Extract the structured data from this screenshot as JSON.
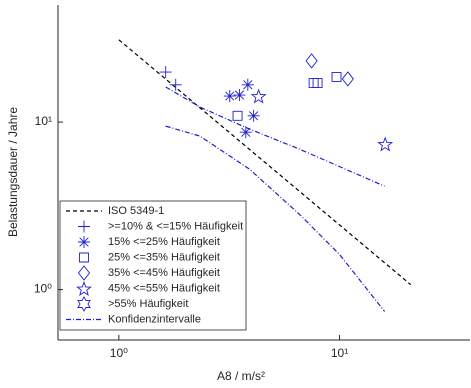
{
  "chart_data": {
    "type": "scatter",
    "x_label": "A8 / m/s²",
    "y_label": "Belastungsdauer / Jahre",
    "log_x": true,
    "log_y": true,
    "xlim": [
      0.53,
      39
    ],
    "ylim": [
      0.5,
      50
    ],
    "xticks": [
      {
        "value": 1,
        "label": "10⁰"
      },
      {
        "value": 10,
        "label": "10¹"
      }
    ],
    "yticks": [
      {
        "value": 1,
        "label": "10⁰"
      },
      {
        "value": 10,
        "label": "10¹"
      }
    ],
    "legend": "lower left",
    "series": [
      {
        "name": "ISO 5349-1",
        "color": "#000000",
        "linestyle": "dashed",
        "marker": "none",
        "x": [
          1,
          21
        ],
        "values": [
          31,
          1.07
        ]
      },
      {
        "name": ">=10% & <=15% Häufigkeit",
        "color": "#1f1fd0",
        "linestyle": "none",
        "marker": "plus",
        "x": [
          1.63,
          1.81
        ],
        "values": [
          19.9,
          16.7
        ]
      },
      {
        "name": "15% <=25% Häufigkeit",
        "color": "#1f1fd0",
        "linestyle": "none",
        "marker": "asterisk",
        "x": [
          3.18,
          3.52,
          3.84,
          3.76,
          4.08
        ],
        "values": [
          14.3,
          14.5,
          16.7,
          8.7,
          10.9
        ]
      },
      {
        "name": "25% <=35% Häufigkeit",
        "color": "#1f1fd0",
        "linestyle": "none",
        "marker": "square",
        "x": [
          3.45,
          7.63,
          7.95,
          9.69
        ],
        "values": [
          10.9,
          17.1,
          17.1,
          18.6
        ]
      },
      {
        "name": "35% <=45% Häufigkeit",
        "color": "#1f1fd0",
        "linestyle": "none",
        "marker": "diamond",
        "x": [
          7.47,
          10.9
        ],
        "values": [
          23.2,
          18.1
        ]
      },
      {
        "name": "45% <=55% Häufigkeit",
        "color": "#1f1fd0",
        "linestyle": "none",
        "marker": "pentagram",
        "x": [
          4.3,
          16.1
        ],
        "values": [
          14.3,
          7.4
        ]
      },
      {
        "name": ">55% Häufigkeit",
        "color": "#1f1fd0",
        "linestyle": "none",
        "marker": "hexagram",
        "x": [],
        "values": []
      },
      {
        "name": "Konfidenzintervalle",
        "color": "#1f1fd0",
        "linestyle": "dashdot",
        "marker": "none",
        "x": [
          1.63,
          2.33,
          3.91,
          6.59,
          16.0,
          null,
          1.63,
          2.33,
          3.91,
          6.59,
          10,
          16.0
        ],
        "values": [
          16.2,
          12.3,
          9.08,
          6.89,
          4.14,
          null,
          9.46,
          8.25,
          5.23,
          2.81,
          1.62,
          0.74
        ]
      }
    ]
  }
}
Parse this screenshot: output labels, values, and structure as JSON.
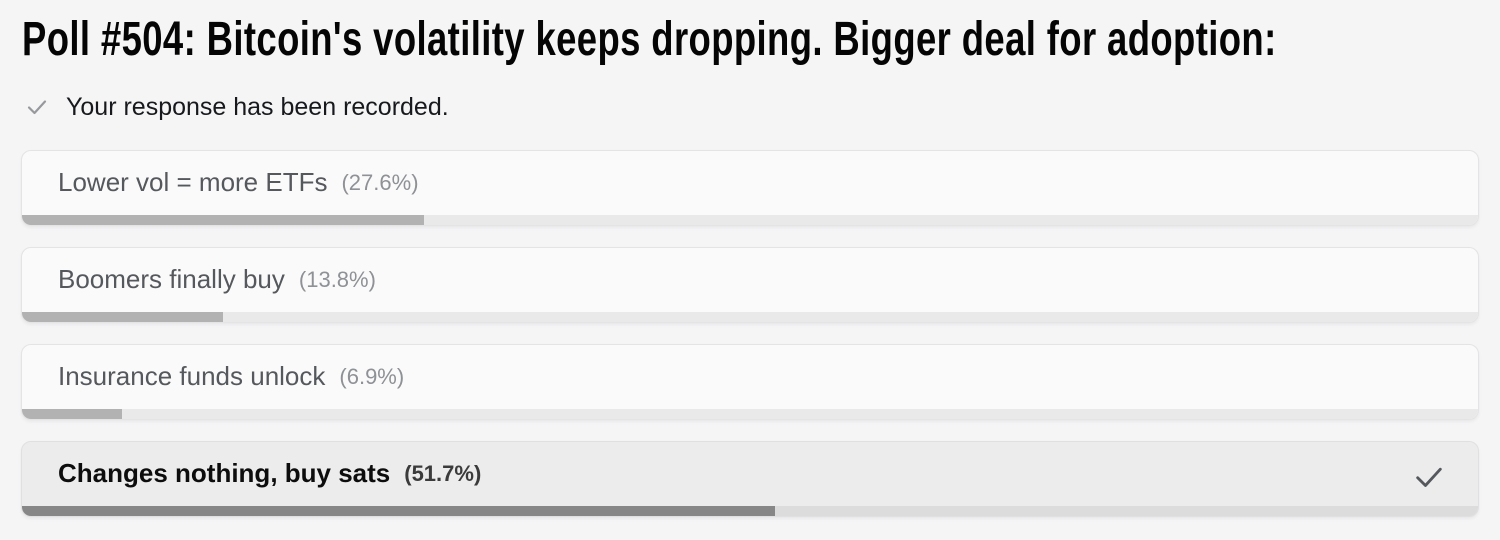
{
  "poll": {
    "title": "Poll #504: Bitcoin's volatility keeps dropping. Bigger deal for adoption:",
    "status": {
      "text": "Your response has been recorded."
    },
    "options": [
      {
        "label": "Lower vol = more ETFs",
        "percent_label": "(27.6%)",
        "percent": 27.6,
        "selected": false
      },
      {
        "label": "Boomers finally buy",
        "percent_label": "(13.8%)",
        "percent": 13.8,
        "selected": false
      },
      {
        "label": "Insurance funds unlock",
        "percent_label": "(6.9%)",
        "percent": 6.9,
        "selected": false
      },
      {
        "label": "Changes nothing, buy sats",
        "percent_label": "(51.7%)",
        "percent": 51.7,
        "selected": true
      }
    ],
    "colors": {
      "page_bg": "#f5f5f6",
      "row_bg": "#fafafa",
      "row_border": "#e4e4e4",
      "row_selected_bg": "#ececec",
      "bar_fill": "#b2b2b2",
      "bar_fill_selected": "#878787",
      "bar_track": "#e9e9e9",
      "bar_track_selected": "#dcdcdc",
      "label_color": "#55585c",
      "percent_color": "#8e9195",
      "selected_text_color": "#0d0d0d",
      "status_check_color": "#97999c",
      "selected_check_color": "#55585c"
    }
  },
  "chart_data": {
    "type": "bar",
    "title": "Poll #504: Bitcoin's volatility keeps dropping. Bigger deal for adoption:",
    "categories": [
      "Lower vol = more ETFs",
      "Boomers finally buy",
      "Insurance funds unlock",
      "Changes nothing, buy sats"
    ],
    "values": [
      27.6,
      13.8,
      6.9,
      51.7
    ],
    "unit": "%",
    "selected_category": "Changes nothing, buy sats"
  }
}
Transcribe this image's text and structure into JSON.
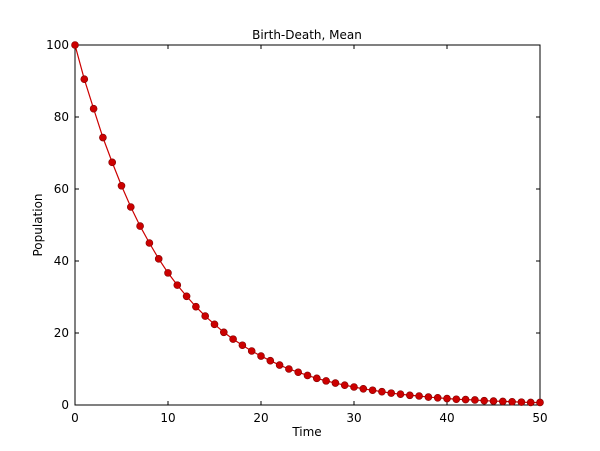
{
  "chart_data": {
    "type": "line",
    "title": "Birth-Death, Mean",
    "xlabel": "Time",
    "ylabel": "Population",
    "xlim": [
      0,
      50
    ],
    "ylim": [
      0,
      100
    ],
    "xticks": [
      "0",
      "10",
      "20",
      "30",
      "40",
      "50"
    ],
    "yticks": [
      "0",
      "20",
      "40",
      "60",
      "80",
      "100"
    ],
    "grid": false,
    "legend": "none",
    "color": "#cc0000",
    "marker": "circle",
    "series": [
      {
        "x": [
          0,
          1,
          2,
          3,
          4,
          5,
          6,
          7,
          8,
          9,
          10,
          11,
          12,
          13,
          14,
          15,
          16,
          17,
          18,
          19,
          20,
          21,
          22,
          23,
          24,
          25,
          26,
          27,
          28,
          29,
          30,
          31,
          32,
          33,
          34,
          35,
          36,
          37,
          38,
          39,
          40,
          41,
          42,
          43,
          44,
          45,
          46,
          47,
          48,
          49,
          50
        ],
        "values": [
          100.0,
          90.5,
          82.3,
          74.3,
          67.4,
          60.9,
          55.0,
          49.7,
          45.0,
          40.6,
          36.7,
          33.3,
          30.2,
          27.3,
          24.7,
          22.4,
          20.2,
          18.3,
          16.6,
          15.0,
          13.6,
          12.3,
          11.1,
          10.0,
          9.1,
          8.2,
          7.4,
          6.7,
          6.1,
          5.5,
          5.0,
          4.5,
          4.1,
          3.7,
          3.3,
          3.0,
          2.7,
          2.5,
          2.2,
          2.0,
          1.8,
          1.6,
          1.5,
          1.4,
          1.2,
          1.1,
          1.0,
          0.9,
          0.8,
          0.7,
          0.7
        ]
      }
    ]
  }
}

Exercise brief = Leave the pictures out and write out every entry exactly as given.

Written answer =
Extract the structured data from this screenshot as JSON.
{
  "chart_data": {
    "type": "scatter",
    "x_label": "A8 / m/s²",
    "y_label": "Belastungsdauer / Jahre",
    "log_x": true,
    "log_y": true,
    "xlim": [
      0.53,
      39
    ],
    "ylim": [
      0.5,
      50
    ],
    "xticks": [
      {
        "value": 1,
        "label": "10⁰"
      },
      {
        "value": 10,
        "label": "10¹"
      }
    ],
    "yticks": [
      {
        "value": 1,
        "label": "10⁰"
      },
      {
        "value": 10,
        "label": "10¹"
      }
    ],
    "legend": "lower left",
    "series": [
      {
        "name": "ISO 5349-1",
        "color": "#000000",
        "linestyle": "dashed",
        "marker": "none",
        "x": [
          1,
          21
        ],
        "values": [
          31,
          1.07
        ]
      },
      {
        "name": ">=10% & <=15% Häufigkeit",
        "color": "#1f1fd0",
        "linestyle": "none",
        "marker": "plus",
        "x": [
          1.63,
          1.81
        ],
        "values": [
          19.9,
          16.7
        ]
      },
      {
        "name": "15% <=25% Häufigkeit",
        "color": "#1f1fd0",
        "linestyle": "none",
        "marker": "asterisk",
        "x": [
          3.18,
          3.52,
          3.84,
          3.76,
          4.08
        ],
        "values": [
          14.3,
          14.5,
          16.7,
          8.7,
          10.9
        ]
      },
      {
        "name": "25% <=35% Häufigkeit",
        "color": "#1f1fd0",
        "linestyle": "none",
        "marker": "square",
        "x": [
          3.45,
          7.63,
          7.95,
          9.69
        ],
        "values": [
          10.9,
          17.1,
          17.1,
          18.6
        ]
      },
      {
        "name": "35% <=45% Häufigkeit",
        "color": "#1f1fd0",
        "linestyle": "none",
        "marker": "diamond",
        "x": [
          7.47,
          10.9
        ],
        "values": [
          23.2,
          18.1
        ]
      },
      {
        "name": "45% <=55% Häufigkeit",
        "color": "#1f1fd0",
        "linestyle": "none",
        "marker": "pentagram",
        "x": [
          4.3,
          16.1
        ],
        "values": [
          14.3,
          7.4
        ]
      },
      {
        "name": ">55% Häufigkeit",
        "color": "#1f1fd0",
        "linestyle": "none",
        "marker": "hexagram",
        "x": [],
        "values": []
      },
      {
        "name": "Konfidenzintervalle",
        "color": "#1f1fd0",
        "linestyle": "dashdot",
        "marker": "none",
        "x": [
          1.63,
          2.33,
          3.91,
          6.59,
          16.0,
          null,
          1.63,
          2.33,
          3.91,
          6.59,
          10,
          16.0
        ],
        "values": [
          16.2,
          12.3,
          9.08,
          6.89,
          4.14,
          null,
          9.46,
          8.25,
          5.23,
          2.81,
          1.62,
          0.74
        ]
      }
    ]
  }
}
Parse this screenshot: output labels, values, and structure as JSON.
{
  "poll": {
    "title": "Poll #504: Bitcoin's volatility keeps dropping. Bigger deal for adoption:",
    "status": {
      "text": "Your response has been recorded."
    },
    "options": [
      {
        "label": "Lower vol = more ETFs",
        "percent_label": "(27.6%)",
        "percent": 27.6,
        "selected": false
      },
      {
        "label": "Boomers finally buy",
        "percent_label": "(13.8%)",
        "percent": 13.8,
        "selected": false
      },
      {
        "label": "Insurance funds unlock",
        "percent_label": "(6.9%)",
        "percent": 6.9,
        "selected": false
      },
      {
        "label": "Changes nothing, buy sats",
        "percent_label": "(51.7%)",
        "percent": 51.7,
        "selected": true
      }
    ],
    "colors": {
      "page_bg": "#f5f5f6",
      "row_bg": "#fafafa",
      "row_border": "#e4e4e4",
      "row_selected_bg": "#ececec",
      "bar_fill": "#b2b2b2",
      "bar_fill_selected": "#878787",
      "bar_track": "#e9e9e9",
      "bar_track_selected": "#dcdcdc",
      "label_color": "#55585c",
      "percent_color": "#8e9195",
      "selected_text_color": "#0d0d0d",
      "status_check_color": "#97999c",
      "selected_check_color": "#55585c"
    }
  },
  "chart_data": {
    "type": "bar",
    "title": "Poll #504: Bitcoin's volatility keeps dropping. Bigger deal for adoption:",
    "categories": [
      "Lower vol = more ETFs",
      "Boomers finally buy",
      "Insurance funds unlock",
      "Changes nothing, buy sats"
    ],
    "values": [
      27.6,
      13.8,
      6.9,
      51.7
    ],
    "unit": "%",
    "selected_category": "Changes nothing, buy sats"
  }
}
Transcribe this image's text and structure into JSON.
{
  "chart_data": {
    "type": "line",
    "title": "Birth-Death, Mean",
    "xlabel": "Time",
    "ylabel": "Population",
    "xlim": [
      0,
      50
    ],
    "ylim": [
      0,
      100
    ],
    "xticks": [
      "0",
      "10",
      "20",
      "30",
      "40",
      "50"
    ],
    "yticks": [
      "0",
      "20",
      "40",
      "60",
      "80",
      "100"
    ],
    "grid": false,
    "legend": "none",
    "color": "#cc0000",
    "marker": "circle",
    "series": [
      {
        "x": [
          0,
          1,
          2,
          3,
          4,
          5,
          6,
          7,
          8,
          9,
          10,
          11,
          12,
          13,
          14,
          15,
          16,
          17,
          18,
          19,
          20,
          21,
          22,
          23,
          24,
          25,
          26,
          27,
          28,
          29,
          30,
          31,
          32,
          33,
          34,
          35,
          36,
          37,
          38,
          39,
          40,
          41,
          42,
          43,
          44,
          45,
          46,
          47,
          48,
          49,
          50
        ],
        "values": [
          100.0,
          90.5,
          82.3,
          74.3,
          67.4,
          60.9,
          55.0,
          49.7,
          45.0,
          40.6,
          36.7,
          33.3,
          30.2,
          27.3,
          24.7,
          22.4,
          20.2,
          18.3,
          16.6,
          15.0,
          13.6,
          12.3,
          11.1,
          10.0,
          9.1,
          8.2,
          7.4,
          6.7,
          6.1,
          5.5,
          5.0,
          4.5,
          4.1,
          3.7,
          3.3,
          3.0,
          2.7,
          2.5,
          2.2,
          2.0,
          1.8,
          1.6,
          1.5,
          1.4,
          1.2,
          1.1,
          1.0,
          0.9,
          0.8,
          0.7,
          0.7
        ]
      }
    ]
  }
}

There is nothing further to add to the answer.